### Task brief
Transcribe the whole listing below without changing a word, but leave out every image.

- - - -

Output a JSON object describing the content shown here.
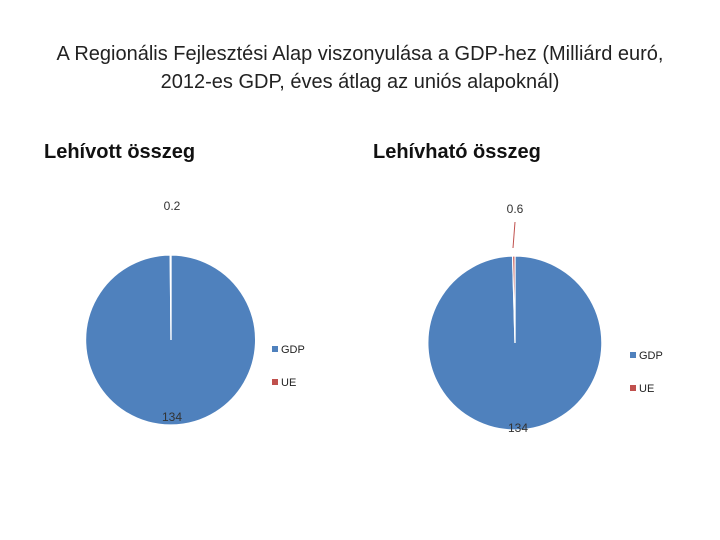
{
  "title": "A Regionális Fejlesztési Alap viszonyulása a GDP-hez (Milliárd euró, 2012-es GDP, éves átlag az uniós alapoknál)",
  "colors": {
    "GDP": "#4f81bd",
    "UE": "#c0504d"
  },
  "chart_data": [
    {
      "type": "pie",
      "title": "Lehívott összeg",
      "labels": [
        "GDP",
        "UE"
      ],
      "values": [
        134,
        0.2
      ],
      "data_labels": [
        "134",
        "0.2"
      ],
      "legend": "right"
    },
    {
      "type": "pie",
      "title": "Lehívható összeg",
      "labels": [
        "GDP",
        "UE"
      ],
      "values": [
        134,
        0.6
      ],
      "data_labels": [
        "134",
        "0.6"
      ],
      "legend": "right"
    }
  ]
}
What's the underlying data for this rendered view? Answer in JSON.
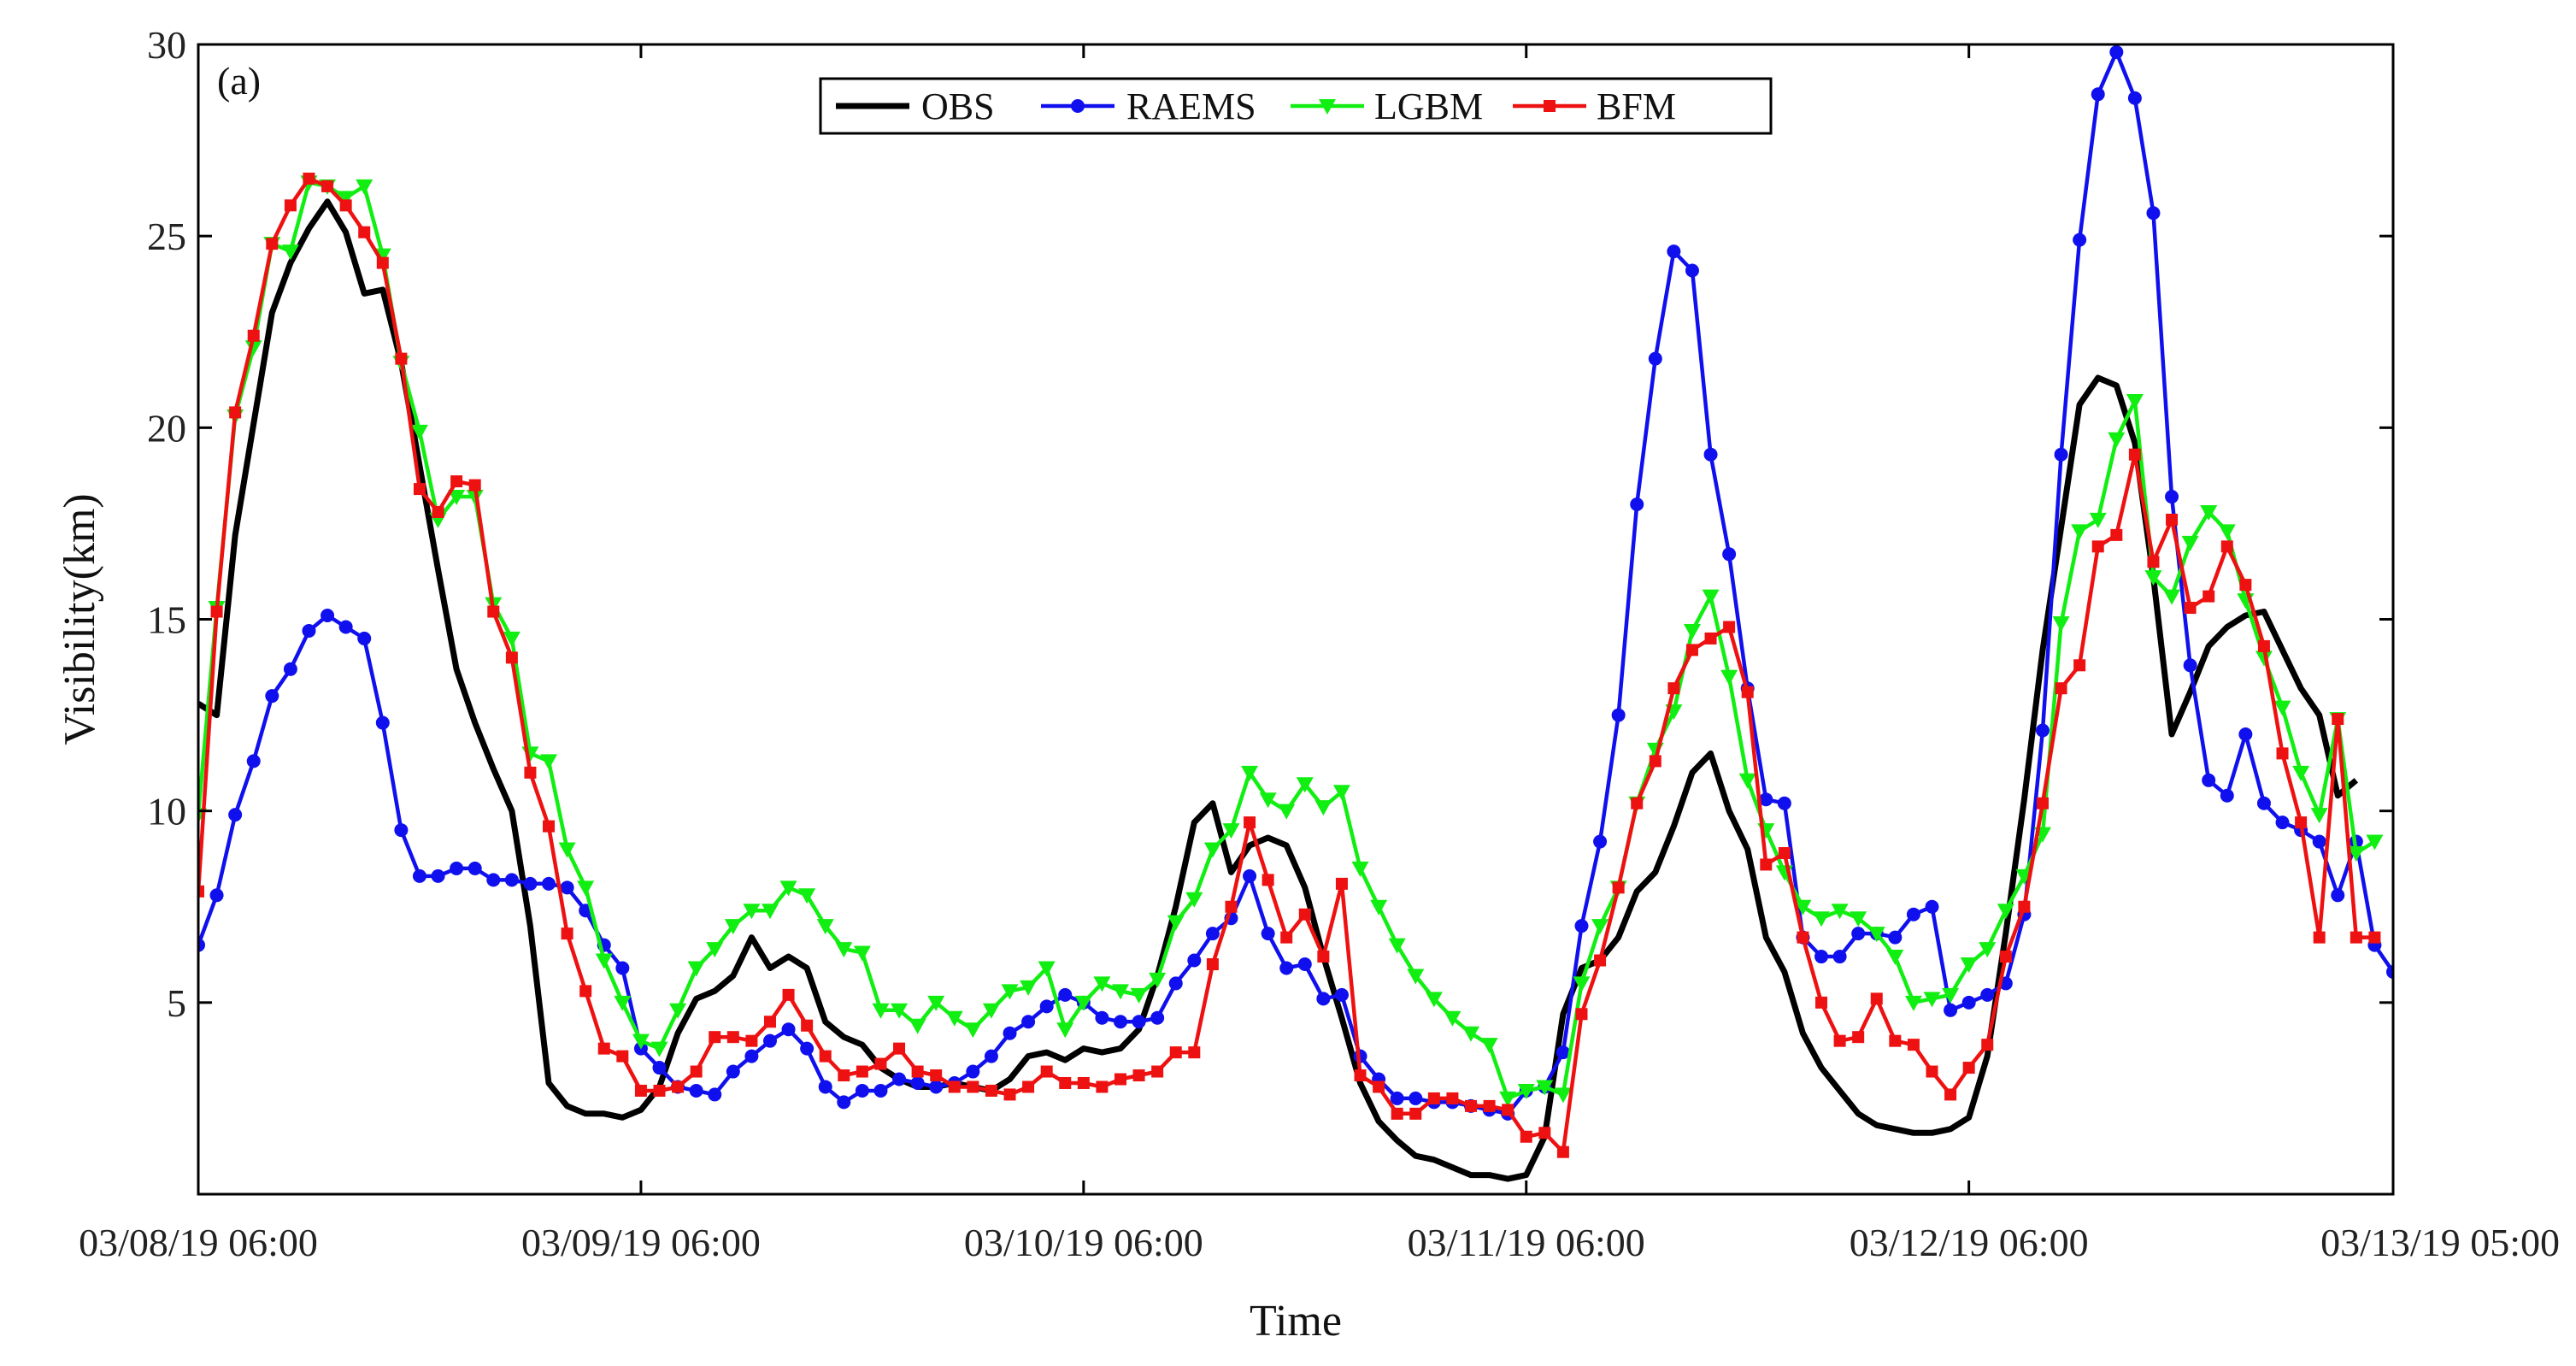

- - - -

### Solution to the exercise
Output a JSON object describing the content shown here.
{
  "title": "A Regionális Fejlesztési Alap viszonyulása a GDP-hez (Milliárd euró, 2012-es GDP, éves átlag az uniós alapoknál)",
  "colors": {
    "GDP": "#4f81bd",
    "UE": "#c0504d"
  },
  "chart_data": [
    {
      "type": "pie",
      "title": "Lehívott összeg",
      "labels": [
        "GDP",
        "UE"
      ],
      "values": [
        134,
        0.2
      ],
      "data_labels": [
        "134",
        "0.2"
      ],
      "legend": "right"
    },
    {
      "type": "pie",
      "title": "Lehívható összeg",
      "labels": [
        "GDP",
        "UE"
      ],
      "values": [
        134,
        0.6
      ],
      "data_labels": [
        "134",
        "0.6"
      ],
      "legend": "right"
    }
  ]
}
What's the underlying data for this rendered view? Answer in JSON.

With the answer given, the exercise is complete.